• **GIVEN EXERCISE**
Return all lines that include the string "理论模式".
## begin
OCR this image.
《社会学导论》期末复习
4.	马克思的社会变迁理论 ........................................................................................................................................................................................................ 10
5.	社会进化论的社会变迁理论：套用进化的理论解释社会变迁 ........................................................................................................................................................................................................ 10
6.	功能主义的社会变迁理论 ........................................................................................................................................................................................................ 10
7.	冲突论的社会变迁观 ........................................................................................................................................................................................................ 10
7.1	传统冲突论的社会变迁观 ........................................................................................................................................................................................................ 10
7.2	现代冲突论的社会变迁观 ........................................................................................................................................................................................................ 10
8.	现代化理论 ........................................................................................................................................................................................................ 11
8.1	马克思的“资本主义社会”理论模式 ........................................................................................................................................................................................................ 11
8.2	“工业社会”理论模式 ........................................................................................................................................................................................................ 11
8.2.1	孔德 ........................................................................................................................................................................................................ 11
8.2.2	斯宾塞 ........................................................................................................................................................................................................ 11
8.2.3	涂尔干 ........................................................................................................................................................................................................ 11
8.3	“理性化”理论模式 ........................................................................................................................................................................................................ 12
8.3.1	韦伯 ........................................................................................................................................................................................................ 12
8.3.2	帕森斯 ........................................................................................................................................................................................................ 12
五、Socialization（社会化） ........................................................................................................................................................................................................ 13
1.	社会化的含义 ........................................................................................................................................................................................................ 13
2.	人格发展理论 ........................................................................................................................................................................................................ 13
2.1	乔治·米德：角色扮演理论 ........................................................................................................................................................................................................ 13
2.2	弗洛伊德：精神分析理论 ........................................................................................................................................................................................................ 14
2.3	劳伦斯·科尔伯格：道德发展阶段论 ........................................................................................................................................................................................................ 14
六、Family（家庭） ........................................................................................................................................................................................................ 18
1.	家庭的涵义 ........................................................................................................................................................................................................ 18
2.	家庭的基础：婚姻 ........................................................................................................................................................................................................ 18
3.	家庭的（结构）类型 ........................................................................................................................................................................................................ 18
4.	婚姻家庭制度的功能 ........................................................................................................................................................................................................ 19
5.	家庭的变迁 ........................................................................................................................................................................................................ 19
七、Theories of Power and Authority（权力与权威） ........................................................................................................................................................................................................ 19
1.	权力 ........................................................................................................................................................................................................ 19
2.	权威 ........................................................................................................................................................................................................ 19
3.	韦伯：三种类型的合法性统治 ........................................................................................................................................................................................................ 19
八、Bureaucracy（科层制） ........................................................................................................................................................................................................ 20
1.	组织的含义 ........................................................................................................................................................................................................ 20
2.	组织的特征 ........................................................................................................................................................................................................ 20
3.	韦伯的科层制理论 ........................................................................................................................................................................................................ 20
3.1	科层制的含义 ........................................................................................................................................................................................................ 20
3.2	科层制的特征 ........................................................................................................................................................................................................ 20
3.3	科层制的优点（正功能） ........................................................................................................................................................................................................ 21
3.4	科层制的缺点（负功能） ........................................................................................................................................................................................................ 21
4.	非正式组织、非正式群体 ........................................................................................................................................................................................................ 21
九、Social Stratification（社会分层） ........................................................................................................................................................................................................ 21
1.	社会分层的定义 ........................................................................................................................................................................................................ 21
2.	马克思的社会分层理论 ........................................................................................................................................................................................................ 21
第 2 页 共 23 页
## end
• **OUTPUT FOR THIS TASK**
8.1	马克思的“资本主义社会”理论模式 ........................................................................................................................................................................................................ 11
8.2	“工业社会”理论模式 ........................................................................................................................................................................................................ 11
8.3	“理性化”理论模式 ........................................................................................................................................................................................................ 12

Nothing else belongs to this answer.